Entries with figure data

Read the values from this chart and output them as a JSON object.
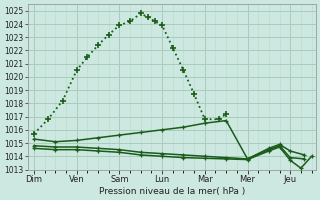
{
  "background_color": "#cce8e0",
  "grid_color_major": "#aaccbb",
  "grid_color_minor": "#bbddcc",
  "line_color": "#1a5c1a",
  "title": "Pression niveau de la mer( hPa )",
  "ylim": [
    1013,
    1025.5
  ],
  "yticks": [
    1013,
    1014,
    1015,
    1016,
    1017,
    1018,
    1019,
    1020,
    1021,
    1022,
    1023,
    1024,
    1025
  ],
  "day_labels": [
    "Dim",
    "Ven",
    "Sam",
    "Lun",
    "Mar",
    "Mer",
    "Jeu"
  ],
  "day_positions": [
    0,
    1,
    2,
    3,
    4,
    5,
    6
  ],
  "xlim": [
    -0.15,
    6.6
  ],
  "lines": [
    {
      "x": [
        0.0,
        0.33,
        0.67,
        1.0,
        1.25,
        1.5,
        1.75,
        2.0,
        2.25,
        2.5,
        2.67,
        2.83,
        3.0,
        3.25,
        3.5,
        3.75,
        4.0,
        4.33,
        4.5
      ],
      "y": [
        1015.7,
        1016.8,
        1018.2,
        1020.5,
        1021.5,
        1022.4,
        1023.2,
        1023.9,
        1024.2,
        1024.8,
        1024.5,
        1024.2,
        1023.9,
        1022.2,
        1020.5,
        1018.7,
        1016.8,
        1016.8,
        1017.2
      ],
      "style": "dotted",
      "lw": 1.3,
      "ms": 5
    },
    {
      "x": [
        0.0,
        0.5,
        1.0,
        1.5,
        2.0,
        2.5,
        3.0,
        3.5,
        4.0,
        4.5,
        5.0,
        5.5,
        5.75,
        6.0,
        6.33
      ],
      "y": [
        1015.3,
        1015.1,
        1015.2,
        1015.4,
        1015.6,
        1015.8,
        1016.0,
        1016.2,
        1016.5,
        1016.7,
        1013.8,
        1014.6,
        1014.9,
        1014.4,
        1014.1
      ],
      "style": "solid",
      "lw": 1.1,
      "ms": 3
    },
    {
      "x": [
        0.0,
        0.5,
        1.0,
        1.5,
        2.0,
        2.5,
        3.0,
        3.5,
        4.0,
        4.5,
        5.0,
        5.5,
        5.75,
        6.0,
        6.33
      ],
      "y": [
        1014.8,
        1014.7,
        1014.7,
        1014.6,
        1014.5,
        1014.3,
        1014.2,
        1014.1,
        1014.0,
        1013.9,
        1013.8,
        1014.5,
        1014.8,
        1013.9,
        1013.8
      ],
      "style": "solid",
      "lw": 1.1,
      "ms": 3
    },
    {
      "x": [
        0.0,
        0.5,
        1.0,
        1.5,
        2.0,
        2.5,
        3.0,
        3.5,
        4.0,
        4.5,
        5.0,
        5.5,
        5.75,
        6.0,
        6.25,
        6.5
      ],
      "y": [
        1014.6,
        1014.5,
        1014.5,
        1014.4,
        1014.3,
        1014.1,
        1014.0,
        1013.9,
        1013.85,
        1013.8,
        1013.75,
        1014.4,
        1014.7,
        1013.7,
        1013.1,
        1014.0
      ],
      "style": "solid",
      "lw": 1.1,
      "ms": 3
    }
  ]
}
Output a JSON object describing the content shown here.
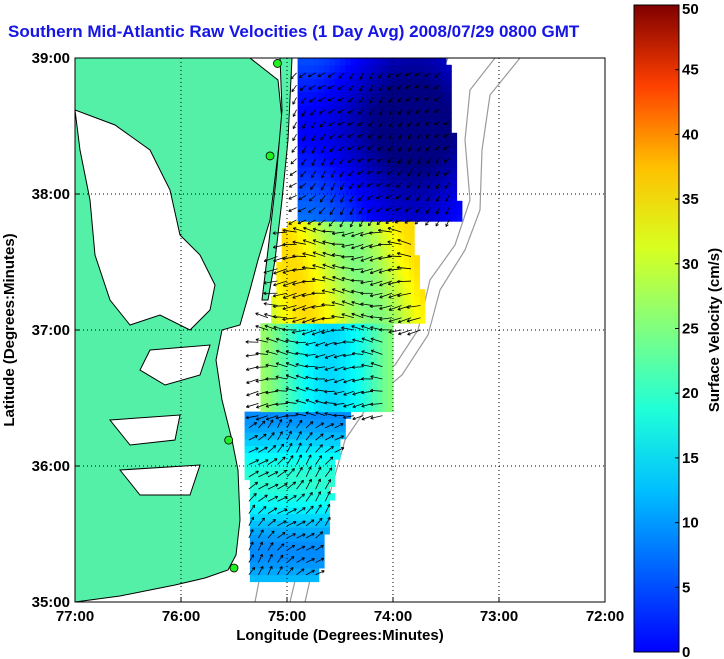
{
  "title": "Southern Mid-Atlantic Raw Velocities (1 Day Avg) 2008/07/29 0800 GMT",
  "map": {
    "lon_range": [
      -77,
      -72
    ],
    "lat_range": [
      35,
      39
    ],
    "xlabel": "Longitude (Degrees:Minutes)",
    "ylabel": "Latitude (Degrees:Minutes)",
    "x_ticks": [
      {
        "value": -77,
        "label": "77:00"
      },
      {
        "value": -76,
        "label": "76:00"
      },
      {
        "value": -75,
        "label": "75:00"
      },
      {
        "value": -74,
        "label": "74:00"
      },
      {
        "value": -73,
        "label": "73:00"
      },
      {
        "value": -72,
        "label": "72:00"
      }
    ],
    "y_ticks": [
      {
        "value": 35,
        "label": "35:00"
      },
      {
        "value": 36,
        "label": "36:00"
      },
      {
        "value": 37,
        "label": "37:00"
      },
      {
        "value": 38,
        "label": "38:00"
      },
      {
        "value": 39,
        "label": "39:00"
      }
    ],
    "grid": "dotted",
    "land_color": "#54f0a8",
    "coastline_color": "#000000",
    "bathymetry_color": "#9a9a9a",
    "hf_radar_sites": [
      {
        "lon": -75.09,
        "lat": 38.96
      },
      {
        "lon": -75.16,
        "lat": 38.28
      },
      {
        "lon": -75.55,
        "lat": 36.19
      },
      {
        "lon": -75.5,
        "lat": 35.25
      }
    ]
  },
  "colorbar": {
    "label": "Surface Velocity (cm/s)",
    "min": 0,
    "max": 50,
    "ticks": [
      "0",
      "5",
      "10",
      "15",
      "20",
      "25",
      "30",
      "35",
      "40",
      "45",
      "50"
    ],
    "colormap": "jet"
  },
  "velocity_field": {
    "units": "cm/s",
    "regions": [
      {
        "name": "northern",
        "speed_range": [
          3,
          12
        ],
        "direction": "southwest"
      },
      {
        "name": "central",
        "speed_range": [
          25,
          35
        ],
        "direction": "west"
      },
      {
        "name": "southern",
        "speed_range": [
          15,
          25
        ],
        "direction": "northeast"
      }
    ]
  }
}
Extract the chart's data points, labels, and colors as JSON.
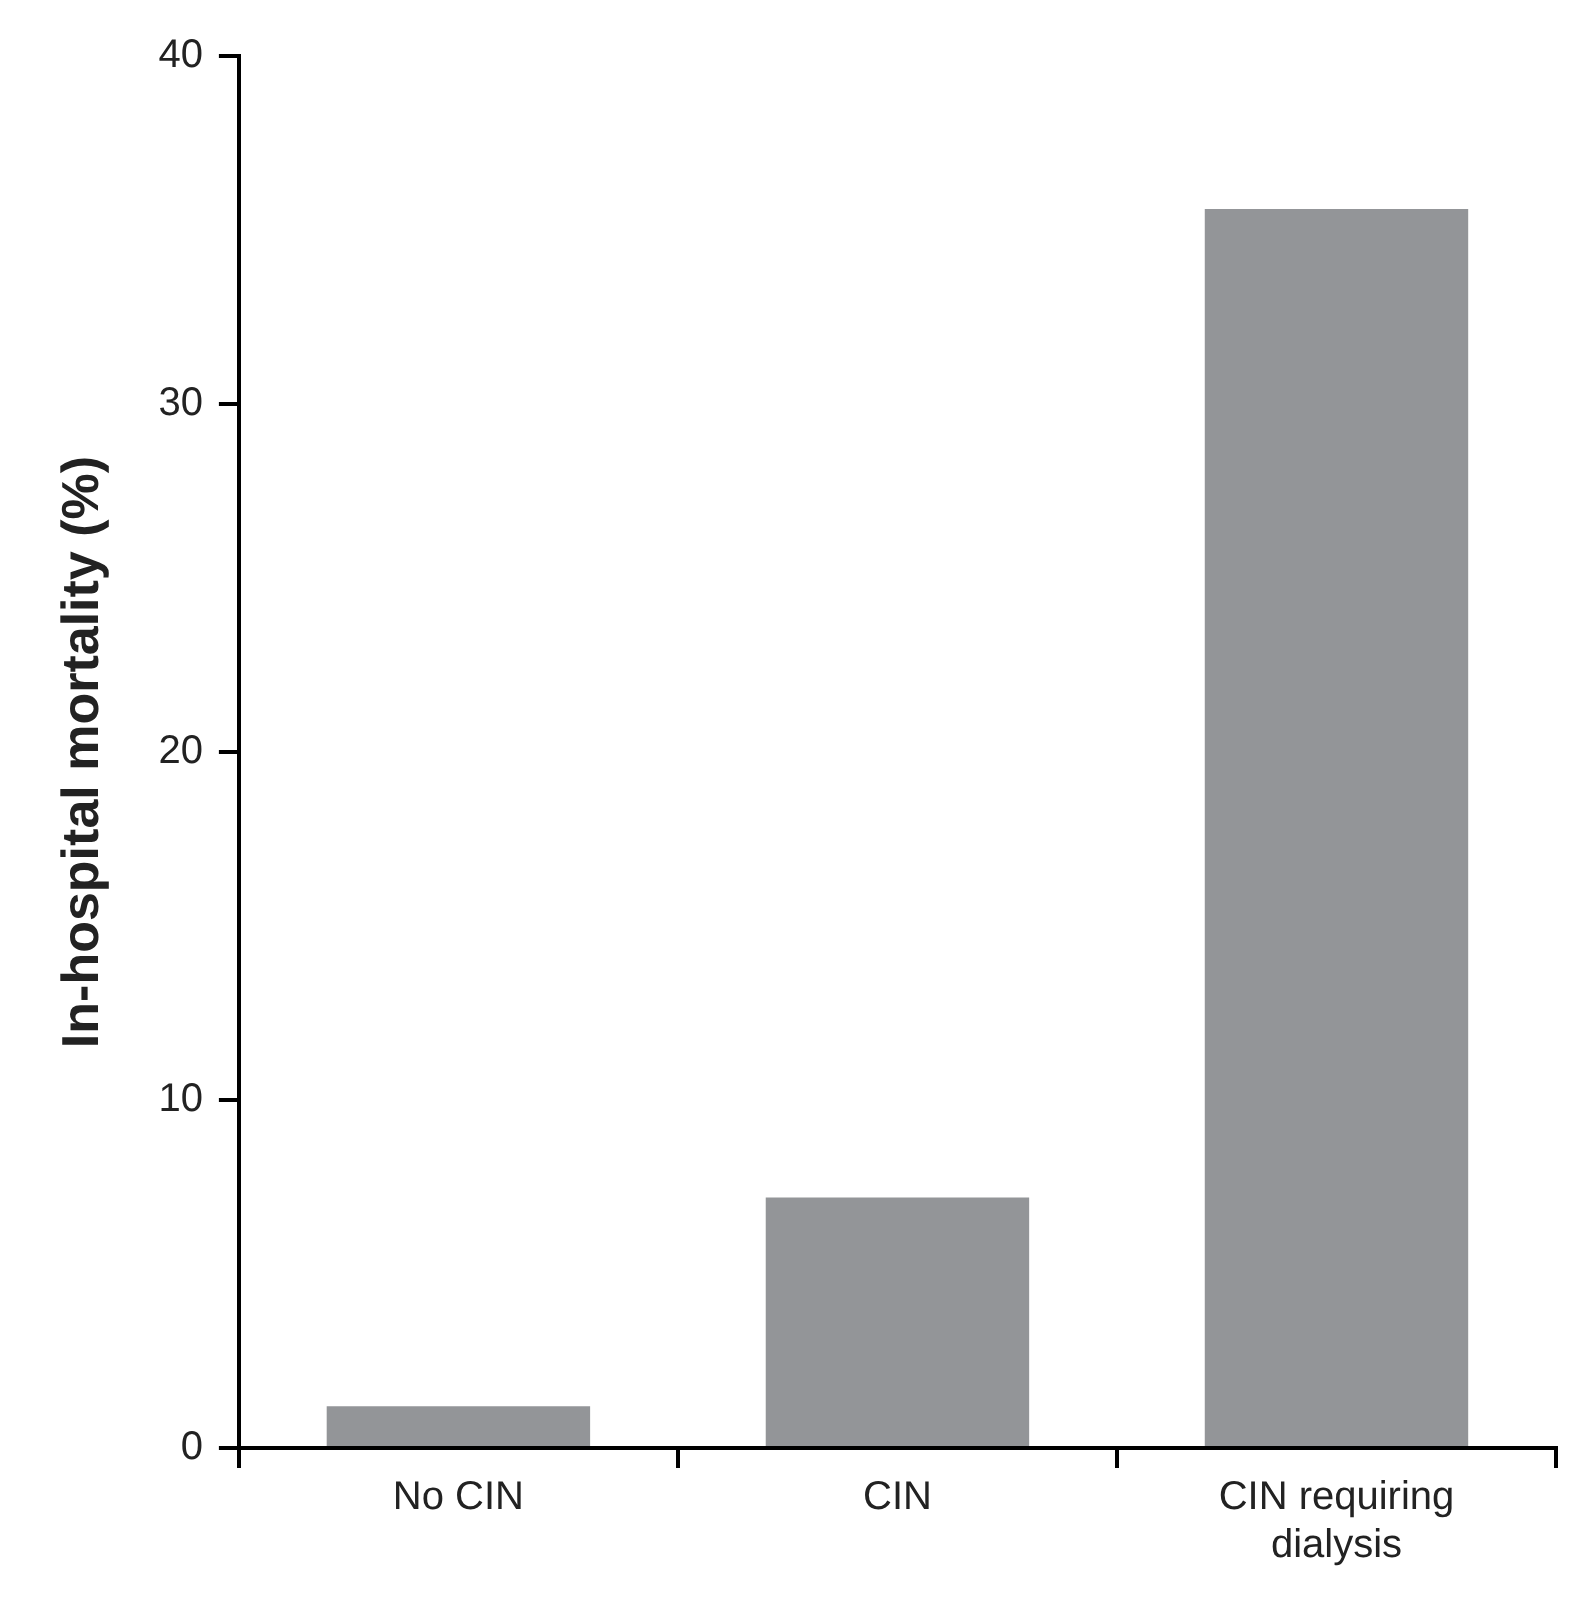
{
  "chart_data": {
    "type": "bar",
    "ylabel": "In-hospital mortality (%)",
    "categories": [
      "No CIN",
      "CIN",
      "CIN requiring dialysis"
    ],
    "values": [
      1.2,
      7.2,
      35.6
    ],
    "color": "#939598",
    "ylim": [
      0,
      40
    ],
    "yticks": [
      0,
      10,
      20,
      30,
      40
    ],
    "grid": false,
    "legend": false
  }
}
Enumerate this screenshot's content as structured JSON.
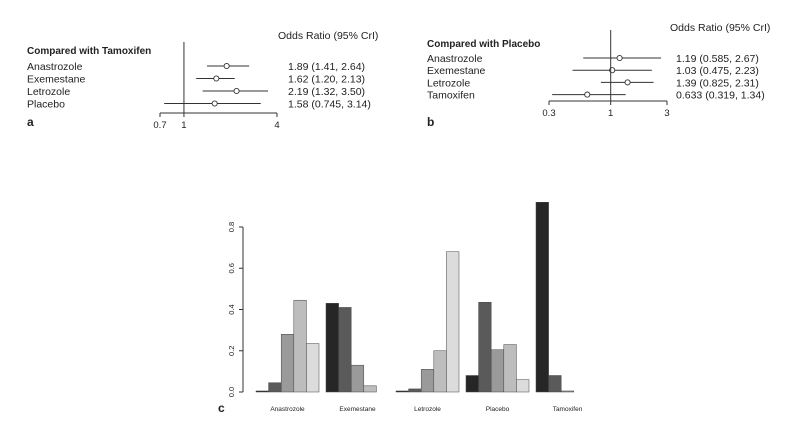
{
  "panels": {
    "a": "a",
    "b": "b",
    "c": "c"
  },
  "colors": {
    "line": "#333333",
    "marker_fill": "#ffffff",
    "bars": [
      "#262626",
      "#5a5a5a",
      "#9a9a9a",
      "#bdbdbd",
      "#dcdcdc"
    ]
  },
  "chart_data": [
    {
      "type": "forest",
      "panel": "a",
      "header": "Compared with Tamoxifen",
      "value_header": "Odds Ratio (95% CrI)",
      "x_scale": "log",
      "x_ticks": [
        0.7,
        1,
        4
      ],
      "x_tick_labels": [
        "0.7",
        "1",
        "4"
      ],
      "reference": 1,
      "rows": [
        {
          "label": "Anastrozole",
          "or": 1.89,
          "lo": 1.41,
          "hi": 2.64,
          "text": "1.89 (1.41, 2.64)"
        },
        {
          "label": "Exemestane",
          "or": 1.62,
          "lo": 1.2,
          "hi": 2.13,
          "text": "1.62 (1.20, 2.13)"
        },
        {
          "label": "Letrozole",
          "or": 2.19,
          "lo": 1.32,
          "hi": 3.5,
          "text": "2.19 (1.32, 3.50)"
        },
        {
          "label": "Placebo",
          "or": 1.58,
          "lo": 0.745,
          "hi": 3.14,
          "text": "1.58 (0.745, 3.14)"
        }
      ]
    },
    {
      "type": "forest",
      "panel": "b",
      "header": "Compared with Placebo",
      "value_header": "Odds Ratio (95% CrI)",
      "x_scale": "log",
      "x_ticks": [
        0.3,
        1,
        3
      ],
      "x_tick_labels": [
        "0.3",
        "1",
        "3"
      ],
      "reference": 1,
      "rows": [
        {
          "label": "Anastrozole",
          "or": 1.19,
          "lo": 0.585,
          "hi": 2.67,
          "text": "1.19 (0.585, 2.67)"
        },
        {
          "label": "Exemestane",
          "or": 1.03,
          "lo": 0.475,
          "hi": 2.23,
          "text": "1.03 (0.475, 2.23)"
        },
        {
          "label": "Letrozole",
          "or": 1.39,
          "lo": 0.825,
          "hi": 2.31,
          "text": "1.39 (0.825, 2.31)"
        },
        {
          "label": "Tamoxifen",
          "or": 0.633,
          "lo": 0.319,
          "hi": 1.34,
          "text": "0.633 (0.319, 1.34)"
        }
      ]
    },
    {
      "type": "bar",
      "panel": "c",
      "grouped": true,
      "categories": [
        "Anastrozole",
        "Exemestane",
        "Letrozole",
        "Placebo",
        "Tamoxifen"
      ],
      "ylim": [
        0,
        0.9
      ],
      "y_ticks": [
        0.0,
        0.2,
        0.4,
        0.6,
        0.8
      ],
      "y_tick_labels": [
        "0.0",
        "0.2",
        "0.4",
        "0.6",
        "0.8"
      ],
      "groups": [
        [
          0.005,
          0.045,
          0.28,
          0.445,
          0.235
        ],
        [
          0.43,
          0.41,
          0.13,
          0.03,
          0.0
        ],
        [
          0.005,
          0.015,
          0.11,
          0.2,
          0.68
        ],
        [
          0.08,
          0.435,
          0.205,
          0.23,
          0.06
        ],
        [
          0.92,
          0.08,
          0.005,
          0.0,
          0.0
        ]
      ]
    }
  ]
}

*WHAT YOU NEED TO DO*: Check the data for the word "Compared" and pull out the lines that have it.

*SOLUTION*:
      "header": "Compared with Tamoxifen",
      "header": "Compared with Placebo",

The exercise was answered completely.